Restate the records below word for word, and omit the images they hold.

───── Supplied records

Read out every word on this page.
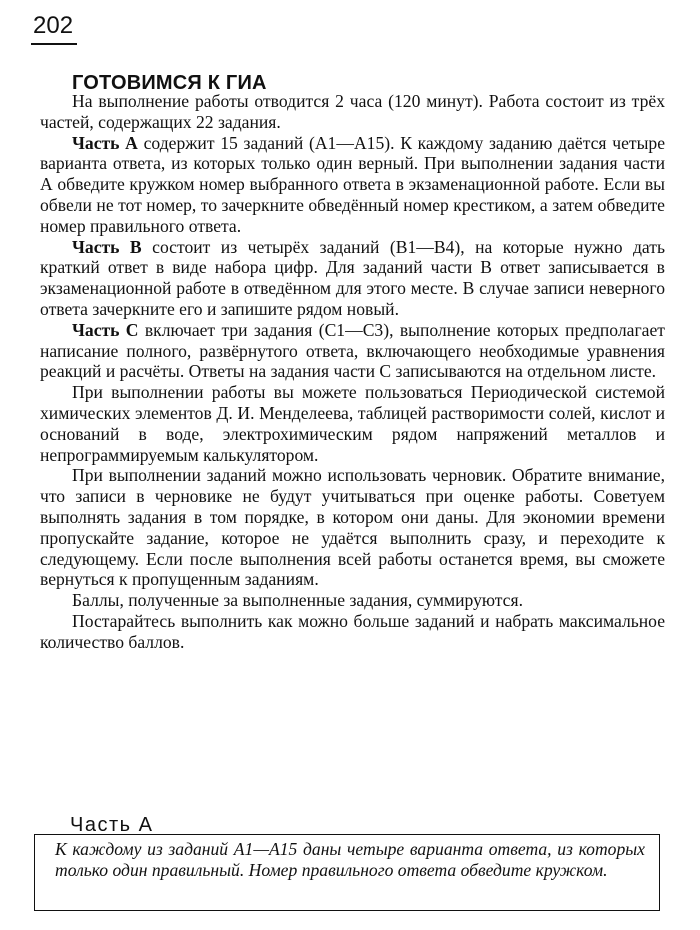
202
ГОТОВИМСЯ К ГИА

На выполнение работы отводится 2 часа (120 минут). Работа состоит из трёх частей, содержащих 22 задания.

Часть А содержит 15 заданий (А1—А15). К каждому заданию даётся четыре варианта ответа, из которых только один верный. При выполнении задания части А обведите кружком номер выбранного ответа в экзаменационной работе. Если вы обвели не тот номер, то зачеркните обведённый номер крестиком, а затем обведите номер правильного ответа.

Часть В состоит из четырёх заданий (В1—В4), на которые нужно дать краткий ответ в виде набора цифр. Для заданий части В ответ записывается в экзаменационной работе в отведённом для этого месте. В случае записи неверного ответа зачеркните его и запишите рядом новый.

Часть С включает три задания (С1—С3), выполнение которых предполагает написание полного, развёрнутого ответа, включающего необходимые уравнения реакций и расчёты. Ответы на задания части С записываются на отдельном листе.

При выполнении работы вы можете пользоваться Периодической системой химических элементов Д. И. Менделеева, таблицей растворимости солей, кислот и оснований в воде, электрохимическим рядом напряжений металлов и непрограммируемым калькулятором.

При выполнении заданий можно использовать черновик. Обратите внимание, что записи в черновике не будут учитываться при оценке работы. Советуем выполнять задания в том порядке, в котором они даны. Для экономии времени пропускайте задание, которое не удаётся выполнить сразу, и переходите к следующему. Если после выполнения всей работы останется время, вы сможете вернуться к пропущенным заданиям.

Баллы, полученные за выполненные задания, суммируются.

Постарайтесь выполнить как можно больше заданий и набрать максимальное количество баллов.

Часть А
К каждому из заданий А1—А15 даны четыре варианта ответа, из которых только один правильный. Номер правильного ответа обведите кружком.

──────────

▶ _Output for this exercise_
Read out every word on this page.
202
ГОТОВИМСЯ К ГИА

На выполнение работы отводится 2 часа (120 минут). Работа состоит из трёх частей, содержащих 22 задания.

Часть А содержит 15 заданий (А1—А15). К каждому заданию даётся четыре варианта ответа, из которых только один верный. При выполнении задания части А обведите кружком номер выбранного ответа в экзаменационной работе. Если вы обвели не тот номер, то зачеркните обведённый номер крестиком, а затем обведите номер правильного ответа.

Часть В состоит из четырёх заданий (В1—В4), на которые нужно дать краткий ответ в виде набора цифр. Для заданий части В ответ записывается в экзаменационной работе в отведённом для этого месте. В случае записи неверного ответа зачеркните его и запишите рядом новый.

Часть С включает три задания (С1—С3), выполнение которых предполагает написание полного, развёрнутого ответа, включающего необходимые уравнения реакций и расчёты. Ответы на задания части С записываются на отдельном листе.

При выполнении работы вы можете пользоваться Периодической системой химических элементов Д. И. Менделеева, таблицей растворимости солей, кислот и оснований в воде, электрохимическим рядом напряжений металлов и непрограммируемым калькулятором.

При выполнении заданий можно использовать черновик. Обратите внимание, что записи в черновике не будут учитываться при оценке работы. Советуем выполнять задания в том порядке, в котором они даны. Для экономии времени пропускайте задание, которое не удаётся выполнить сразу, и переходите к следующему. Если после выполнения всей работы останется время, вы сможете вернуться к пропущенным заданиям.

Баллы, полученные за выполненные задания, суммируются.

Постарайтесь выполнить как можно больше заданий и набрать максимальное количество баллов.

Часть А
К каждому из заданий А1—А15 даны четыре варианта ответа, из которых только один правильный. Номер правильного ответа обведите кружком.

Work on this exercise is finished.